EXERCISE DIRECTIONS — Return each line containing "JSON".

Dataset records
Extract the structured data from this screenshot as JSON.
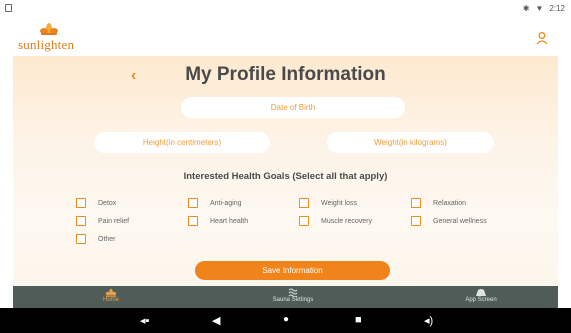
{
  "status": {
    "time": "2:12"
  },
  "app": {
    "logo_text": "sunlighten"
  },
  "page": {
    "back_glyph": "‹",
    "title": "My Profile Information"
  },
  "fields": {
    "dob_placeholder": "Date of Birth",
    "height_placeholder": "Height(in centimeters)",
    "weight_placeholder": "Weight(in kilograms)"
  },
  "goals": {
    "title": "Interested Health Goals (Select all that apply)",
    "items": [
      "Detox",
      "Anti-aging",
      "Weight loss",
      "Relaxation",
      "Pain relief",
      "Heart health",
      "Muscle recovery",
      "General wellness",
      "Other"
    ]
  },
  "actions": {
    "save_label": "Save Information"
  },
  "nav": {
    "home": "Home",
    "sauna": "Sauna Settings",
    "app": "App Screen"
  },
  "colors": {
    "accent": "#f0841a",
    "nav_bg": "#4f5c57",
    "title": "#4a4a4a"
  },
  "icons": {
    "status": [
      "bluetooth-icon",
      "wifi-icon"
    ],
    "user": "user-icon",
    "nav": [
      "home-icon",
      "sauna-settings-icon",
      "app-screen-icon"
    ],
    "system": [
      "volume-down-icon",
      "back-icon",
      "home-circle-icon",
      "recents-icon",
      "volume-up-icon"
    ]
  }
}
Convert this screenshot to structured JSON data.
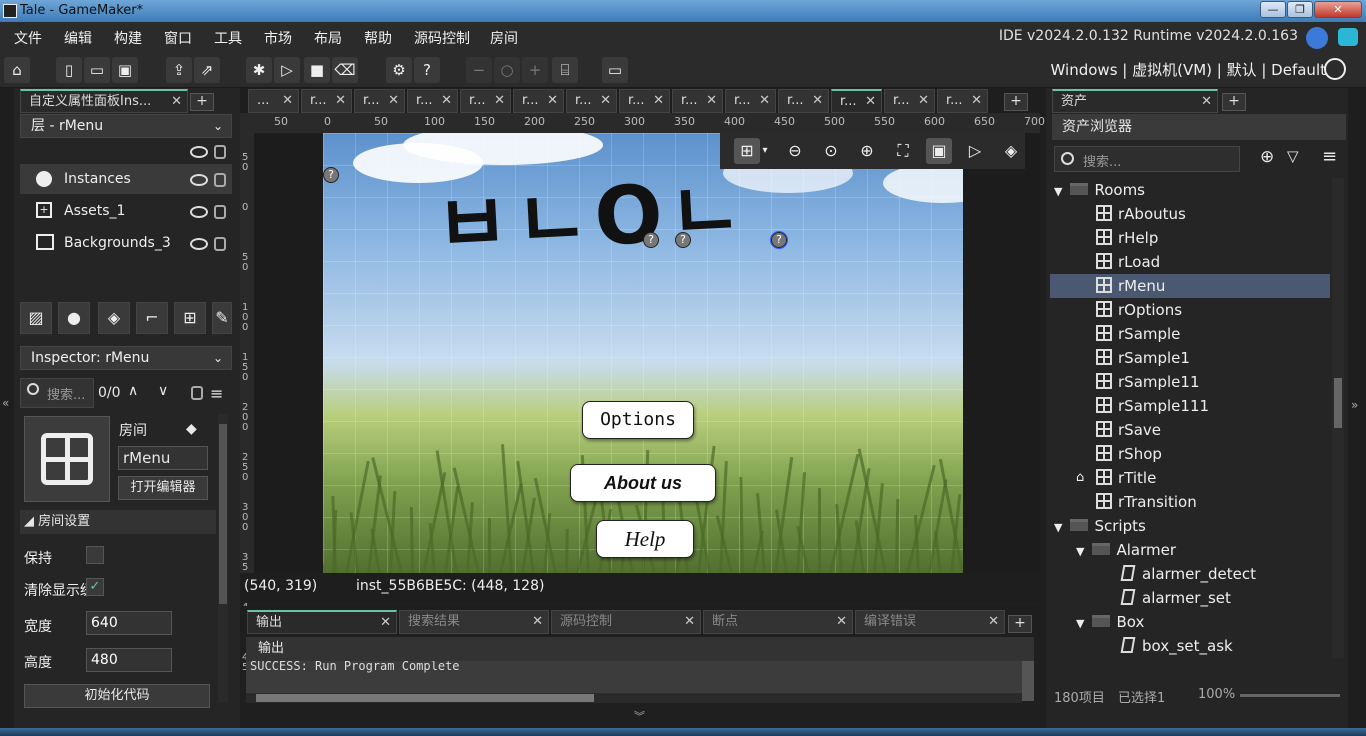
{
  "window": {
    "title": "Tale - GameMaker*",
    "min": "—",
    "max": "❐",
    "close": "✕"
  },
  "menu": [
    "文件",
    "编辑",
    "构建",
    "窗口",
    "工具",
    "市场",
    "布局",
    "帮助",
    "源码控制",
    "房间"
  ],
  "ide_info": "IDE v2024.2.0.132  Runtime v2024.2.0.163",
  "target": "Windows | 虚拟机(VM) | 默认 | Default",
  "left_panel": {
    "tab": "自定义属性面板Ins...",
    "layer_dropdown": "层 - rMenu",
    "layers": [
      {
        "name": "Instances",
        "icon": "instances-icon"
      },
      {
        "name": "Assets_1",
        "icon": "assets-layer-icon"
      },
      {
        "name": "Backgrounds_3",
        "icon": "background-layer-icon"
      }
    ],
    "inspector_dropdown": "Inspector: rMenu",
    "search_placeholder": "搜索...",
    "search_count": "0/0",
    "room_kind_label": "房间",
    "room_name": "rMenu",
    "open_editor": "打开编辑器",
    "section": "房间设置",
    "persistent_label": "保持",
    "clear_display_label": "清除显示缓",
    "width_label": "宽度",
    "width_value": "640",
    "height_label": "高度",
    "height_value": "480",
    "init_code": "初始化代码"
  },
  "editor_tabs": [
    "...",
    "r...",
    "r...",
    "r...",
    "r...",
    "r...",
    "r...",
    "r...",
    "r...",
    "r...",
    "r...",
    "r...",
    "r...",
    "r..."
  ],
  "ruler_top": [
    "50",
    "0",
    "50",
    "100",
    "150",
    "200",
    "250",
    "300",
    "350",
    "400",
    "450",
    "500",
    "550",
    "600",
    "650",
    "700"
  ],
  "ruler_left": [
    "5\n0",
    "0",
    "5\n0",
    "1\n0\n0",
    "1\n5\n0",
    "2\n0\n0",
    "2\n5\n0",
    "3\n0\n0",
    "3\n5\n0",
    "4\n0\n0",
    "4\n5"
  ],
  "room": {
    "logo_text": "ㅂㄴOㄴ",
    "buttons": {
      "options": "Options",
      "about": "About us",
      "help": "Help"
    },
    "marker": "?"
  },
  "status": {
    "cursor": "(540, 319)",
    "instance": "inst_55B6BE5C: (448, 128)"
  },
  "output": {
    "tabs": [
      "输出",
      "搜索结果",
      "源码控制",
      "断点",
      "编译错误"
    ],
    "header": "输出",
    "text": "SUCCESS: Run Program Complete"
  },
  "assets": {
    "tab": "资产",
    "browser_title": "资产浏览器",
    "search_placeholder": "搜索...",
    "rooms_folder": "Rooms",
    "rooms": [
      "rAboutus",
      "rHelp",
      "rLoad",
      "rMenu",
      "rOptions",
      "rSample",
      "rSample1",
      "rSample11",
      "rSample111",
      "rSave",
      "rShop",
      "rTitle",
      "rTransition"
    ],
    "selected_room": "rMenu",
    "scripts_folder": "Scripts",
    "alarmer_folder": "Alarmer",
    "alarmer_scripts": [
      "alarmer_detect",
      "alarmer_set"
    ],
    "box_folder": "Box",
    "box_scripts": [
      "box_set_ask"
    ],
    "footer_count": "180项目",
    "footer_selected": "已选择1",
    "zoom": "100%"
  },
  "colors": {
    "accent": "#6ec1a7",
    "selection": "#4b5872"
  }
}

FULL RESPONSE —
Extract the structured data from this screenshot as JSON.
Convert this screenshot to structured JSON data.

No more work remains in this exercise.